[Challenge]:
Determine how many lines of the entries contain "will". Reply with that number alone.

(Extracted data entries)
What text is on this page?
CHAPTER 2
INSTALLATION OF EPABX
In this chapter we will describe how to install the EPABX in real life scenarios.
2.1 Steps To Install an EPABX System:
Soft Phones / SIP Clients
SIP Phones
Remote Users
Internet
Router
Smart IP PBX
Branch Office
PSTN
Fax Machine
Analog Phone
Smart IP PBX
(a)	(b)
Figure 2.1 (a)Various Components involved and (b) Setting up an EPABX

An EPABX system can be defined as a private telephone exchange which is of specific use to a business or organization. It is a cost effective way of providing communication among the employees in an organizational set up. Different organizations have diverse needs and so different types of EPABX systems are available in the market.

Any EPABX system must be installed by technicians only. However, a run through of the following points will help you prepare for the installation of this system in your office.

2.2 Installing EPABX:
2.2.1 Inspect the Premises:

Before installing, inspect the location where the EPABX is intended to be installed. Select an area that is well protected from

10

[Answer for the task]:
2